* [Work required]: Without altering anything, output the material below.
Data records start
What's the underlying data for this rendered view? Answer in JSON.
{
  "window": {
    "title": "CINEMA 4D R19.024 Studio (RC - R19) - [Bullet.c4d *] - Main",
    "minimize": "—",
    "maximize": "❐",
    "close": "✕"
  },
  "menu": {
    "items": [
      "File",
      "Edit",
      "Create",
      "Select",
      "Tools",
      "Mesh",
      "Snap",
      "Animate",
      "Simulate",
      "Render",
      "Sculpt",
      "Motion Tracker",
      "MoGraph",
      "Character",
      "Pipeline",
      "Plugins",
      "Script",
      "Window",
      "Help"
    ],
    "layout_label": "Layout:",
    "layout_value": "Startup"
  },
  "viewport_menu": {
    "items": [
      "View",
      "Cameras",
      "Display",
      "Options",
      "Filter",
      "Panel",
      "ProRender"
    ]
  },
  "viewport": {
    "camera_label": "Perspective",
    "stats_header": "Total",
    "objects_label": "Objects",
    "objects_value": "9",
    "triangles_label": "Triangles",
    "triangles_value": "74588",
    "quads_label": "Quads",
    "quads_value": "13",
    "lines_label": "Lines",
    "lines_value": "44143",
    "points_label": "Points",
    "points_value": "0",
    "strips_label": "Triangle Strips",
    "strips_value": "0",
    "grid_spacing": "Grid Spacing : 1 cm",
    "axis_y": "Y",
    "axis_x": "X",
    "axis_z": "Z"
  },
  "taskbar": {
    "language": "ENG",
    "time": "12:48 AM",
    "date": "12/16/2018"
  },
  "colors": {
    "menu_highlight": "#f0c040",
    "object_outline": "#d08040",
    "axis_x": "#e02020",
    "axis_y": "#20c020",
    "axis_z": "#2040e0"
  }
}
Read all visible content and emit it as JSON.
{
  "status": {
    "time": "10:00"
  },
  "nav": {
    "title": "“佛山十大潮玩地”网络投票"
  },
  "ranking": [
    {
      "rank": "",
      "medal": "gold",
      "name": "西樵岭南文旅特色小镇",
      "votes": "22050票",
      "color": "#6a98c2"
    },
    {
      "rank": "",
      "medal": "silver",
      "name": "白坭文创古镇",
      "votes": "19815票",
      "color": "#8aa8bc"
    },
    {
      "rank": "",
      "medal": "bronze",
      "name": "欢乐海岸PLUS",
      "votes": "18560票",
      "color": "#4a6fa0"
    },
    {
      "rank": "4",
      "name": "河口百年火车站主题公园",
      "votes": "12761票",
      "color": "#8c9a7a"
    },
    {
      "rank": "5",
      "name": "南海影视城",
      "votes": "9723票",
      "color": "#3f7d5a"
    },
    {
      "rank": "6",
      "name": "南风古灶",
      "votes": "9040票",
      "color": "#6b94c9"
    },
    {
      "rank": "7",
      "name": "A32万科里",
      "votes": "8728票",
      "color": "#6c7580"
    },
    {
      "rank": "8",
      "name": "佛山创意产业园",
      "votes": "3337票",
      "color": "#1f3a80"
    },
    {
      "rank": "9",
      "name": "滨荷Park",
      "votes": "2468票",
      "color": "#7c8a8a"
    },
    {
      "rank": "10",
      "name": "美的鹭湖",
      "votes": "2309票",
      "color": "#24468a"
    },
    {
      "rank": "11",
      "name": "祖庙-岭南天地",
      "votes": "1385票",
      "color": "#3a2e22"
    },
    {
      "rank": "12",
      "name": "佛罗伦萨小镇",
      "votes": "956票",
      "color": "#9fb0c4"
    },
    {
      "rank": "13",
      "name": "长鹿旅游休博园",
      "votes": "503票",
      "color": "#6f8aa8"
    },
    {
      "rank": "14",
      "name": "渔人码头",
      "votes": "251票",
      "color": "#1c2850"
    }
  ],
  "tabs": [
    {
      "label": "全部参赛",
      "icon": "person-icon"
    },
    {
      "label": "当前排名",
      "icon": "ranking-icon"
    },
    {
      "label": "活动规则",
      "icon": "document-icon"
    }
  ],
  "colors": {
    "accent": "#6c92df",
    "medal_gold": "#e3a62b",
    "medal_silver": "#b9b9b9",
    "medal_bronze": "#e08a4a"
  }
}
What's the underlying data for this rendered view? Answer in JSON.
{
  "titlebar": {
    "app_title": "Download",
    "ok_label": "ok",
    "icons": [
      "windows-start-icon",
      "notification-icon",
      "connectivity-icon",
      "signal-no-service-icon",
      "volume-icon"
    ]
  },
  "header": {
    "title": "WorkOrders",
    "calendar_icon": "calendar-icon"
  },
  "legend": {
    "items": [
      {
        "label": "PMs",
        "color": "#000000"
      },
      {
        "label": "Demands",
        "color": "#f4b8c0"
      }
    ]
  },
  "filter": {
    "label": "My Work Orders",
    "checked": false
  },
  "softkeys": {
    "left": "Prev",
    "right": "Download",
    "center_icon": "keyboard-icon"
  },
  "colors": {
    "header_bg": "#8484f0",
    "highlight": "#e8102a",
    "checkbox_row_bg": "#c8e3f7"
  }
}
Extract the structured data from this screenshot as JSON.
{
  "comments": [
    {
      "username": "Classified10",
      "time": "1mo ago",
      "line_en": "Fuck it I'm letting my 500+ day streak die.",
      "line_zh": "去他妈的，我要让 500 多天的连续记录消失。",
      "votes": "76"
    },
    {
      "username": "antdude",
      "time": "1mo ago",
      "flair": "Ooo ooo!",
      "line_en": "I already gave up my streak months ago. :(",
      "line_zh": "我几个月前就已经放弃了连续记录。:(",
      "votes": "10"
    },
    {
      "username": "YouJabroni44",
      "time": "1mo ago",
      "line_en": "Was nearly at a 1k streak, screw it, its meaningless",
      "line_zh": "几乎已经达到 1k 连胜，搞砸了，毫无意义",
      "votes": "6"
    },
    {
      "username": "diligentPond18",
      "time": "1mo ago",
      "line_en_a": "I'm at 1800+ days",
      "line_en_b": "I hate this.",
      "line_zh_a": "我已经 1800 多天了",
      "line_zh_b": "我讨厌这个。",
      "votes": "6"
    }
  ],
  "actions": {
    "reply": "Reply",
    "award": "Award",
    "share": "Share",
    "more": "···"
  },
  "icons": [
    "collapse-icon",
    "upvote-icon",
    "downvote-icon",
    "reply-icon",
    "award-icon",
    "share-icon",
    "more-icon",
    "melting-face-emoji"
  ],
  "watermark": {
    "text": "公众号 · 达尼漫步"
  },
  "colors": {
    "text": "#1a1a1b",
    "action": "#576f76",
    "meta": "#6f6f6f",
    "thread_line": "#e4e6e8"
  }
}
Data records end
* [Solution for this task]:
What's the underlying data for this rendered view? Answer in JSON.
{
  "window": {
    "title": "CINEMA 4D R19.024 Studio (RC - R19) - [Bullet.c4d *] - Main",
    "minimize": "—",
    "maximize": "❐",
    "close": "✕"
  },
  "menu": {
    "items": [
      "File",
      "Edit",
      "Create",
      "Select",
      "Tools",
      "Mesh",
      "Snap",
      "Animate",
      "Simulate",
      "Render",
      "Sculpt",
      "Motion Tracker",
      "MoGraph",
      "Character",
      "Pipeline",
      "Plugins",
      "Script",
      "Window",
      "Help"
    ],
    "layout_label": "Layout:",
    "layout_value": "Startup"
  },
  "viewport_menu": {
    "items": [
      "View",
      "Cameras",
      "Display",
      "Options",
      "Filter",
      "Panel",
      "ProRender"
    ]
  },
  "viewport": {
    "camera_label": "Perspective",
    "stats_header": "Total",
    "objects_label": "Objects",
    "objects_value": "9",
    "triangles_label": "Triangles",
    "triangles_value": "74588",
    "quads_label": "Quads",
    "quads_value": "13",
    "lines_label": "Lines",
    "lines_value": "44143",
    "points_label": "Points",
    "points_value": "0",
    "strips_label": "Triangle Strips",
    "strips_value": "0",
    "grid_spacing": "Grid Spacing : 1 cm",
    "axis_y": "Y",
    "axis_x": "X",
    "axis_z": "Z"
  },
  "taskbar": {
    "language": "ENG",
    "time": "12:48 AM",
    "date": "12/16/2018"
  },
  "colors": {
    "menu_highlight": "#f0c040",
    "object_outline": "#d08040",
    "axis_x": "#e02020",
    "axis_y": "#20c020",
    "axis_z": "#2040e0"
  }
}
Read all visible content and emit it as JSON.
{
  "status": {
    "time": "10:00"
  },
  "nav": {
    "title": "“佛山十大潮玩地”网络投票"
  },
  "ranking": [
    {
      "rank": "",
      "medal": "gold",
      "name": "西樵岭南文旅特色小镇",
      "votes": "22050票",
      "color": "#6a98c2"
    },
    {
      "rank": "",
      "medal": "silver",
      "name": "白坭文创古镇",
      "votes": "19815票",
      "color": "#8aa8bc"
    },
    {
      "rank": "",
      "medal": "bronze",
      "name": "欢乐海岸PLUS",
      "votes": "18560票",
      "color": "#4a6fa0"
    },
    {
      "rank": "4",
      "name": "河口百年火车站主题公园",
      "votes": "12761票",
      "color": "#8c9a7a"
    },
    {
      "rank": "5",
      "name": "南海影视城",
      "votes": "9723票",
      "color": "#3f7d5a"
    },
    {
      "rank": "6",
      "name": "南风古灶",
      "votes": "9040票",
      "color": "#6b94c9"
    },
    {
      "rank": "7",
      "name": "A32万科里",
      "votes": "8728票",
      "color": "#6c7580"
    },
    {
      "rank": "8",
      "name": "佛山创意产业园",
      "votes": "3337票",
      "color": "#1f3a80"
    },
    {
      "rank": "9",
      "name": "滨荷Park",
      "votes": "2468票",
      "color": "#7c8a8a"
    },
    {
      "rank": "10",
      "name": "美的鹭湖",
      "votes": "2309票",
      "color": "#24468a"
    },
    {
      "rank": "11",
      "name": "祖庙-岭南天地",
      "votes": "1385票",
      "color": "#3a2e22"
    },
    {
      "rank": "12",
      "name": "佛罗伦萨小镇",
      "votes": "956票",
      "color": "#9fb0c4"
    },
    {
      "rank": "13",
      "name": "长鹿旅游休博园",
      "votes": "503票",
      "color": "#6f8aa8"
    },
    {
      "rank": "14",
      "name": "渔人码头",
      "votes": "251票",
      "color": "#1c2850"
    }
  ],
  "tabs": [
    {
      "label": "全部参赛",
      "icon": "person-icon"
    },
    {
      "label": "当前排名",
      "icon": "ranking-icon"
    },
    {
      "label": "活动规则",
      "icon": "document-icon"
    }
  ],
  "colors": {
    "accent": "#6c92df",
    "medal_gold": "#e3a62b",
    "medal_silver": "#b9b9b9",
    "medal_bronze": "#e08a4a"
  }
}
What's the underlying data for this rendered view? Answer in JSON.
{
  "titlebar": {
    "app_title": "Download",
    "ok_label": "ok",
    "icons": [
      "windows-start-icon",
      "notification-icon",
      "connectivity-icon",
      "signal-no-service-icon",
      "volume-icon"
    ]
  },
  "header": {
    "title": "WorkOrders",
    "calendar_icon": "calendar-icon"
  },
  "legend": {
    "items": [
      {
        "label": "PMs",
        "color": "#000000"
      },
      {
        "label": "Demands",
        "color": "#f4b8c0"
      }
    ]
  },
  "filter": {
    "label": "My Work Orders",
    "checked": false
  },
  "softkeys": {
    "left": "Prev",
    "right": "Download",
    "center_icon": "keyboard-icon"
  },
  "colors": {
    "header_bg": "#8484f0",
    "highlight": "#e8102a",
    "checkbox_row_bg": "#c8e3f7"
  }
}
Extract the structured data from this screenshot as JSON.
{
  "comments": [
    {
      "username": "Classified10",
      "time": "1mo ago",
      "line_en": "Fuck it I'm letting my 500+ day streak die.",
      "line_zh": "去他妈的，我要让 500 多天的连续记录消失。",
      "votes": "76"
    },
    {
      "username": "antdude",
      "time": "1mo ago",
      "flair": "Ooo ooo!",
      "line_en": "I already gave up my streak months ago. :(",
      "line_zh": "我几个月前就已经放弃了连续记录。:(",
      "votes": "10"
    },
    {
      "username": "YouJabroni44",
      "time": "1mo ago",
      "line_en": "Was nearly at a 1k streak, screw it, its meaningless",
      "line_zh": "几乎已经达到 1k 连胜，搞砸了，毫无意义",
      "votes": "6"
    },
    {
      "username": "diligentPond18",
      "time": "1mo ago",
      "line_en_a": "I'm at 1800+ days",
      "line_en_b": "I hate this.",
      "line_zh_a": "我已经 1800 多天了",
      "line_zh_b": "我讨厌这个。",
      "votes": "6"
    }
  ],
  "actions": {
    "reply": "Reply",
    "award": "Award",
    "share": "Share",
    "more": "···"
  },
  "icons": [
    "collapse-icon",
    "upvote-icon",
    "downvote-icon",
    "reply-icon",
    "award-icon",
    "share-icon",
    "more-icon",
    "melting-face-emoji"
  ],
  "watermark": {
    "text": "公众号 · 达尼漫步"
  },
  "colors": {
    "text": "#1a1a1b",
    "action": "#576f76",
    "meta": "#6f6f6f",
    "thread_line": "#e4e6e8"
  }
}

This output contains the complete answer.